WORK REQUIRED – Find the lines with "title" in them and copy them out.

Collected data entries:
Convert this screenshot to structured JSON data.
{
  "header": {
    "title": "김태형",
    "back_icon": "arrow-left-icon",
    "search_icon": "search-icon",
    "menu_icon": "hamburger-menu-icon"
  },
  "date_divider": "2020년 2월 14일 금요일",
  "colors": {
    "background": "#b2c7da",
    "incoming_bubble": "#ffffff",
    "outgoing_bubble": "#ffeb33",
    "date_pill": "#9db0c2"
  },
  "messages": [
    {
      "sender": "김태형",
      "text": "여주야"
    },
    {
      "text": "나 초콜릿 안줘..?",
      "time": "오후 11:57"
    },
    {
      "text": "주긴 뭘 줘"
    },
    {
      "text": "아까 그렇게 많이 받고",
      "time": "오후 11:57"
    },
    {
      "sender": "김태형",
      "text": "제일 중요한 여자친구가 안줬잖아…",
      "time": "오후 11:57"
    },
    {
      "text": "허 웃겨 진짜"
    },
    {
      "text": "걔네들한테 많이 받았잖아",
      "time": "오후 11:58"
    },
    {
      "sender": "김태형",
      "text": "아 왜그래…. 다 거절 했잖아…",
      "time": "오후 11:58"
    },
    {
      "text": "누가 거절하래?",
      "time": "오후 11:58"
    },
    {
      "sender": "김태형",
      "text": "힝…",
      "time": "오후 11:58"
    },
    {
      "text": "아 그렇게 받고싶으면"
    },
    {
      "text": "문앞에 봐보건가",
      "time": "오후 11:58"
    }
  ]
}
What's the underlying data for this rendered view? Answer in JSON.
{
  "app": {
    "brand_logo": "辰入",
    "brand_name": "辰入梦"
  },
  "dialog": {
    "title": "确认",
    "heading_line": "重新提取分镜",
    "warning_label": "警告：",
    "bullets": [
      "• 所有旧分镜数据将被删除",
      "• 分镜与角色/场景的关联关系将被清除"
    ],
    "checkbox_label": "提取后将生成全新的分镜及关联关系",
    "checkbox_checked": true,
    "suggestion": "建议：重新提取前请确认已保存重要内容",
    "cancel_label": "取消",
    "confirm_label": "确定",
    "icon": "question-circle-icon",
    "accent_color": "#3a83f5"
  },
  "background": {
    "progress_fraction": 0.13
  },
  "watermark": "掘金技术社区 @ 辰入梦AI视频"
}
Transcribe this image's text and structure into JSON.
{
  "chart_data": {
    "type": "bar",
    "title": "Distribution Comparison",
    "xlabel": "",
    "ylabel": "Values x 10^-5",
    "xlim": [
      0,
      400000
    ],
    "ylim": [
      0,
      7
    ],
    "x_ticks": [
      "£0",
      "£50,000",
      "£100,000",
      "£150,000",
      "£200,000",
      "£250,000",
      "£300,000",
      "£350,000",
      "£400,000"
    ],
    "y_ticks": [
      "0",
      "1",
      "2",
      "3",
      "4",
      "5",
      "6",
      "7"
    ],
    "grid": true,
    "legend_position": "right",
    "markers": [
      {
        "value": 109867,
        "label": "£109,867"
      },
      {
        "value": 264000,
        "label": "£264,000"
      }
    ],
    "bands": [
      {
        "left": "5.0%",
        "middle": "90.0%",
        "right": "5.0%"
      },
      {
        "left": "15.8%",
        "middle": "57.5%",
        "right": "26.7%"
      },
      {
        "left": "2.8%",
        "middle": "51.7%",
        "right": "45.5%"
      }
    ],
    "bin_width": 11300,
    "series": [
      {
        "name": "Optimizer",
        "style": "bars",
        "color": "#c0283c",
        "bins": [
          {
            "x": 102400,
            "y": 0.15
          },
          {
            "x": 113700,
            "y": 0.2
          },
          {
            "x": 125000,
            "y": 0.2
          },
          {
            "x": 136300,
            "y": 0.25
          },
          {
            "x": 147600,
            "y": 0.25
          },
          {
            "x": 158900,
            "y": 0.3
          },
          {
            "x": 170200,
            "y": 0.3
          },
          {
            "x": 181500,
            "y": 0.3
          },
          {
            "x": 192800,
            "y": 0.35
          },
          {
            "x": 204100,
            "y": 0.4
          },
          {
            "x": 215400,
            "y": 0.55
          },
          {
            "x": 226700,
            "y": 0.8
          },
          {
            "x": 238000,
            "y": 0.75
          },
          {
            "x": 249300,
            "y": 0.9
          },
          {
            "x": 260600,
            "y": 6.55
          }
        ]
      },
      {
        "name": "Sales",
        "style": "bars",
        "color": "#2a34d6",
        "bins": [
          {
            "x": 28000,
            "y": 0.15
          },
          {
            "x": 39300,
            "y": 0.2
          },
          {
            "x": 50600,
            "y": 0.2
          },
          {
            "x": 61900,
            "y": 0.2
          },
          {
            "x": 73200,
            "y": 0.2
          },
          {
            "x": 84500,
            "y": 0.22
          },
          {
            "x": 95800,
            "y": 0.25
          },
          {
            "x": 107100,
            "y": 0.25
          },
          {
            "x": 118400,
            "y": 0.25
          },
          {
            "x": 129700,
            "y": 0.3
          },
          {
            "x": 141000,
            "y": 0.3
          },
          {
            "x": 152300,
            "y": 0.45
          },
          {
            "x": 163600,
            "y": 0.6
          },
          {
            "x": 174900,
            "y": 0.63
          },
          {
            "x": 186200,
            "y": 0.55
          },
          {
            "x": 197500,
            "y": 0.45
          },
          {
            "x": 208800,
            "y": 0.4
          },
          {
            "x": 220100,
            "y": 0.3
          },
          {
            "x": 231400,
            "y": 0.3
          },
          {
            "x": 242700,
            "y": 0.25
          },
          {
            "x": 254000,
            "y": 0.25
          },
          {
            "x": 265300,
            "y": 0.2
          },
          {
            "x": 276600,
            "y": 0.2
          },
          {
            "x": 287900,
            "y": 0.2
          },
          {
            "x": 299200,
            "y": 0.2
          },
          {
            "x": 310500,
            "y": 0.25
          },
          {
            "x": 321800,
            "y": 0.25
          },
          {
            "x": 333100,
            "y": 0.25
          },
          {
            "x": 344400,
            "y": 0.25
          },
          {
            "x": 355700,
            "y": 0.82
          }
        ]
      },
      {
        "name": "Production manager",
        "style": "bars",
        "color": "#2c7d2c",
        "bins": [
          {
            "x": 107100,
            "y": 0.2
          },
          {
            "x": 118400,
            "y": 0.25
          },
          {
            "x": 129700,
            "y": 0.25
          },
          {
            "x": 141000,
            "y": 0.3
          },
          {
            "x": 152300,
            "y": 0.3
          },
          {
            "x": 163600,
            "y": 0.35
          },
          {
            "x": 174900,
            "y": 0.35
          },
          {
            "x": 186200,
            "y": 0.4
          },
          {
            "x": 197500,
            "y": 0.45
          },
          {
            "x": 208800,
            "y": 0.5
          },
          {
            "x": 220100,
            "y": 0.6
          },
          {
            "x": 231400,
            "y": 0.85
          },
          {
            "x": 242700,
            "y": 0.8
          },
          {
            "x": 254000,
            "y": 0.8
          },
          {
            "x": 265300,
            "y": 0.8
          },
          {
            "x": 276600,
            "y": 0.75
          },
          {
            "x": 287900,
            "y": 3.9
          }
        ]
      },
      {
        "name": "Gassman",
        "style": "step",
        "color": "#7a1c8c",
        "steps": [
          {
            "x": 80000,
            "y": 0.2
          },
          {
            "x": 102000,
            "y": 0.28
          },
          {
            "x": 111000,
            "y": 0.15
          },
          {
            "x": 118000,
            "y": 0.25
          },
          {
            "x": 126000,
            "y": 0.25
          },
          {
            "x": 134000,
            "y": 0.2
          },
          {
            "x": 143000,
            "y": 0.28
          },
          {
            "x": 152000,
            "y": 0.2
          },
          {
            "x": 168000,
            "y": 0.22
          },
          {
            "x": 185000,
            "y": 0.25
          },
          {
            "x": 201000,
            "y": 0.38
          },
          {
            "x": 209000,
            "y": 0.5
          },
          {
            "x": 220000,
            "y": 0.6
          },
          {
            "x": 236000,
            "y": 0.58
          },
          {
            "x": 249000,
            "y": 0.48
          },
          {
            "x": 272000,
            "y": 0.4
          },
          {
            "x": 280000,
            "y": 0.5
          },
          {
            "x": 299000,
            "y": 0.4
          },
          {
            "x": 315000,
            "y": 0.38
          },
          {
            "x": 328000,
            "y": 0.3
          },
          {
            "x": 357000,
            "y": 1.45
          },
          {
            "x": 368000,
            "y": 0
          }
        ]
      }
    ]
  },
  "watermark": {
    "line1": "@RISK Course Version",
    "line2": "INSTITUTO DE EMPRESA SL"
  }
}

EXERCISE RESULT –
    "title": "김태형",
    "title": "确认",
    "title": "Distribution Comparison",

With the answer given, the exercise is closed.